▼

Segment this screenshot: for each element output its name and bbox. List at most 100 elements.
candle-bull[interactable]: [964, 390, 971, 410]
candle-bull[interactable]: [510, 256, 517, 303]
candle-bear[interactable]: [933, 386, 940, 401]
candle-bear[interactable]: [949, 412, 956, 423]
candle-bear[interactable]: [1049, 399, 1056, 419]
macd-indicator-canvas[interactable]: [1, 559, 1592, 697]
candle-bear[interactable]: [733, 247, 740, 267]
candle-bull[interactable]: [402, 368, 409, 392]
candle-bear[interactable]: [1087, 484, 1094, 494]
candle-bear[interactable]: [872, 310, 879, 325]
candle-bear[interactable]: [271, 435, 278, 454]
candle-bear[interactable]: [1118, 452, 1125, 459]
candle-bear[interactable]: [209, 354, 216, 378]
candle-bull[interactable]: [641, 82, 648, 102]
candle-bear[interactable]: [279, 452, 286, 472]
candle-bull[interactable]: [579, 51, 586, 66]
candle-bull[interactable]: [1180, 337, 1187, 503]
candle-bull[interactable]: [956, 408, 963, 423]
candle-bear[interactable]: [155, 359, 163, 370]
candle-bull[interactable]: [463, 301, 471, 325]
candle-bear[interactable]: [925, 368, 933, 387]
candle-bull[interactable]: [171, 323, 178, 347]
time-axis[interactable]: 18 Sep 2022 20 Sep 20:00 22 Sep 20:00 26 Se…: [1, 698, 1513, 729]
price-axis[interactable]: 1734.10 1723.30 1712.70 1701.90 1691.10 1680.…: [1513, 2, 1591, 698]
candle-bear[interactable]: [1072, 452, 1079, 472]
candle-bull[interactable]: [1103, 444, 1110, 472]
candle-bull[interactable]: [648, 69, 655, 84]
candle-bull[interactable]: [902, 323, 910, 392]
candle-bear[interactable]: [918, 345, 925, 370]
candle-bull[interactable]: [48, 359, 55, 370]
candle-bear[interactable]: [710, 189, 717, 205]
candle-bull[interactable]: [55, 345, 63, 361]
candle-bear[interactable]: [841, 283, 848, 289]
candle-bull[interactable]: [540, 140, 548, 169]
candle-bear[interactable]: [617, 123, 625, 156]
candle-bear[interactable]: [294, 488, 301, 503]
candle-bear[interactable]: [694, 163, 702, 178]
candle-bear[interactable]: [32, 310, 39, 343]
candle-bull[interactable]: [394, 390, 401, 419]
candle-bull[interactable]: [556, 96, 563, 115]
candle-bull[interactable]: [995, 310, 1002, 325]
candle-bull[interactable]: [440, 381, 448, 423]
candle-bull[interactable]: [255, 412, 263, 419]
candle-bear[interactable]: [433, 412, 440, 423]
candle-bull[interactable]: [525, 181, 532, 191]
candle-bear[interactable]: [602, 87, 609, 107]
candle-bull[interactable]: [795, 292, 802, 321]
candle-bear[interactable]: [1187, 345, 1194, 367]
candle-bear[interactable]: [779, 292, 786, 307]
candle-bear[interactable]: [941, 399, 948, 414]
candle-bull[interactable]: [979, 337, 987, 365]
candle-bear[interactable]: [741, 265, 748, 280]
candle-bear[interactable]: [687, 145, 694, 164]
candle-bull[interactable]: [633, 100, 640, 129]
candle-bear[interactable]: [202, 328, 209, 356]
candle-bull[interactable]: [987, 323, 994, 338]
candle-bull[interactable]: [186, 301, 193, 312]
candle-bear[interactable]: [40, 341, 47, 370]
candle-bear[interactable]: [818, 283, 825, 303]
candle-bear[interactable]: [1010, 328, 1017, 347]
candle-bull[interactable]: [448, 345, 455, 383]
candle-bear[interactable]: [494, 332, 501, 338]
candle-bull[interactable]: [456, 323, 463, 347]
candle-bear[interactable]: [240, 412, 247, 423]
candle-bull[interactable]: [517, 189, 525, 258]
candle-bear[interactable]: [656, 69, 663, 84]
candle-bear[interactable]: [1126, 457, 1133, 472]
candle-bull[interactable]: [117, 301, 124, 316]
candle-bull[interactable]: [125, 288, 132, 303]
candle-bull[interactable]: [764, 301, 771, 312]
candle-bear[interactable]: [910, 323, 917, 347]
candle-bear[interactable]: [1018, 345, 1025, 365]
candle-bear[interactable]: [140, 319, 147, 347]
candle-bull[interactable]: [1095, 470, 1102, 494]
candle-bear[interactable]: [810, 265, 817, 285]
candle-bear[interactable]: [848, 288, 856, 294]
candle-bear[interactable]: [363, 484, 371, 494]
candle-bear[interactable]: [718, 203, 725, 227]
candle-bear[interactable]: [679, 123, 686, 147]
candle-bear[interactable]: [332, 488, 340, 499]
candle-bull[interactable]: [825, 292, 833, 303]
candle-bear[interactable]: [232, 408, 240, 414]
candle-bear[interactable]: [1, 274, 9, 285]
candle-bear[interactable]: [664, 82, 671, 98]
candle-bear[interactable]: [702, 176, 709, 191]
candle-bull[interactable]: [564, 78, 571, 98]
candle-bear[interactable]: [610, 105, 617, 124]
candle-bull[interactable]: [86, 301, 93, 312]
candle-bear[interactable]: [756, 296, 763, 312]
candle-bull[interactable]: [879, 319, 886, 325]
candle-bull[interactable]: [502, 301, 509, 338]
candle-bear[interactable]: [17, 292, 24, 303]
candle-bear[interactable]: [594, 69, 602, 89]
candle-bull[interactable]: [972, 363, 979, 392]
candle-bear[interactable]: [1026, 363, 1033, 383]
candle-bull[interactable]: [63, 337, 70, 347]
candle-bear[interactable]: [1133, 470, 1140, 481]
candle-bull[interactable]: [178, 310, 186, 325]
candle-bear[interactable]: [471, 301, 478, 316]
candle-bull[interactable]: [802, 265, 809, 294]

▲

OBJECTIVE.
Reproduce all of the lines above verbatim, in their original order.

RESULT OF THE EXERCISE.
Segment this screenshot: for each element output its name and bbox. List at most 100 elements.
candle-bull[interactable]: [964, 390, 971, 410]
candle-bull[interactable]: [510, 256, 517, 303]
candle-bear[interactable]: [933, 386, 940, 401]
candle-bear[interactable]: [949, 412, 956, 423]
candle-bear[interactable]: [1049, 399, 1056, 419]
macd-indicator-canvas[interactable]: [1, 559, 1592, 697]
candle-bear[interactable]: [733, 247, 740, 267]
candle-bull[interactable]: [402, 368, 409, 392]
candle-bear[interactable]: [1087, 484, 1094, 494]
candle-bear[interactable]: [872, 310, 879, 325]
candle-bear[interactable]: [271, 435, 278, 454]
candle-bear[interactable]: [1118, 452, 1125, 459]
candle-bear[interactable]: [209, 354, 216, 378]
candle-bull[interactable]: [641, 82, 648, 102]
candle-bear[interactable]: [279, 452, 286, 472]
candle-bull[interactable]: [579, 51, 586, 66]
candle-bull[interactable]: [1180, 337, 1187, 503]
candle-bull[interactable]: [956, 408, 963, 423]
candle-bear[interactable]: [155, 359, 163, 370]
candle-bull[interactable]: [463, 301, 471, 325]
candle-bear[interactable]: [925, 368, 933, 387]
candle-bull[interactable]: [171, 323, 178, 347]
time-axis[interactable]: 18 Sep 2022 20 Sep 20:00 22 Sep 20:00 26 Se…: [1, 698, 1513, 729]
price-axis[interactable]: 1734.10 1723.30 1712.70 1701.90 1691.10 1680.…: [1513, 2, 1591, 698]
candle-bear[interactable]: [1072, 452, 1079, 472]
candle-bull[interactable]: [1103, 444, 1110, 472]
candle-bull[interactable]: [648, 69, 655, 84]
candle-bull[interactable]: [902, 323, 910, 392]
candle-bear[interactable]: [918, 345, 925, 370]
candle-bull[interactable]: [48, 359, 55, 370]
candle-bear[interactable]: [710, 189, 717, 205]
candle-bull[interactable]: [55, 345, 63, 361]
candle-bear[interactable]: [841, 283, 848, 289]
candle-bull[interactable]: [540, 140, 548, 169]
candle-bear[interactable]: [617, 123, 625, 156]
candle-bear[interactable]: [294, 488, 301, 503]
candle-bear[interactable]: [694, 163, 702, 178]
candle-bear[interactable]: [32, 310, 39, 343]
candle-bull[interactable]: [394, 390, 401, 419]
candle-bull[interactable]: [556, 96, 563, 115]
candle-bull[interactable]: [995, 310, 1002, 325]
candle-bull[interactable]: [440, 381, 448, 423]
candle-bull[interactable]: [255, 412, 263, 419]
candle-bear[interactable]: [433, 412, 440, 423]
candle-bull[interactable]: [525, 181, 532, 191]
candle-bear[interactable]: [602, 87, 609, 107]
candle-bull[interactable]: [795, 292, 802, 321]
candle-bear[interactable]: [1187, 345, 1194, 367]
candle-bear[interactable]: [779, 292, 786, 307]
candle-bear[interactable]: [941, 399, 948, 414]
candle-bull[interactable]: [979, 337, 987, 365]
candle-bear[interactable]: [741, 265, 748, 280]
candle-bear[interactable]: [687, 145, 694, 164]
candle-bull[interactable]: [633, 100, 640, 129]
candle-bear[interactable]: [202, 328, 209, 356]
candle-bull[interactable]: [987, 323, 994, 338]
candle-bull[interactable]: [186, 301, 193, 312]
candle-bear[interactable]: [40, 341, 47, 370]
candle-bear[interactable]: [818, 283, 825, 303]
candle-bear[interactable]: [1010, 328, 1017, 347]
candle-bull[interactable]: [448, 345, 455, 383]
candle-bear[interactable]: [494, 332, 501, 338]
candle-bull[interactable]: [456, 323, 463, 347]
candle-bear[interactable]: [240, 412, 247, 423]
candle-bull[interactable]: [517, 189, 525, 258]
candle-bear[interactable]: [656, 69, 663, 84]
candle-bear[interactable]: [1126, 457, 1133, 472]
candle-bull[interactable]: [117, 301, 124, 316]
candle-bull[interactable]: [125, 288, 132, 303]
candle-bull[interactable]: [764, 301, 771, 312]
candle-bear[interactable]: [910, 323, 917, 347]
candle-bear[interactable]: [1018, 345, 1025, 365]
candle-bear[interactable]: [140, 319, 147, 347]
candle-bull[interactable]: [1095, 470, 1102, 494]
candle-bear[interactable]: [810, 265, 817, 285]
candle-bear[interactable]: [848, 288, 856, 294]
candle-bear[interactable]: [363, 484, 371, 494]
candle-bear[interactable]: [718, 203, 725, 227]
candle-bear[interactable]: [679, 123, 686, 147]
candle-bear[interactable]: [332, 488, 340, 499]
candle-bull[interactable]: [825, 292, 833, 303]
candle-bear[interactable]: [232, 408, 240, 414]
candle-bear[interactable]: [1, 274, 9, 285]
candle-bear[interactable]: [664, 82, 671, 98]
candle-bear[interactable]: [702, 176, 709, 191]
candle-bull[interactable]: [564, 78, 571, 98]
candle-bear[interactable]: [610, 105, 617, 124]
candle-bull[interactable]: [86, 301, 93, 312]
candle-bear[interactable]: [756, 296, 763, 312]
candle-bull[interactable]: [879, 319, 886, 325]
candle-bull[interactable]: [502, 301, 509, 338]
candle-bear[interactable]: [17, 292, 24, 303]
candle-bear[interactable]: [594, 69, 602, 89]
candle-bull[interactable]: [972, 363, 979, 392]
candle-bear[interactable]: [1026, 363, 1033, 383]
candle-bull[interactable]: [63, 337, 70, 347]
candle-bear[interactable]: [1133, 470, 1140, 481]
candle-bull[interactable]: [178, 310, 186, 325]
candle-bear[interactable]: [471, 301, 478, 316]
candle-bull[interactable]: [802, 265, 809, 294]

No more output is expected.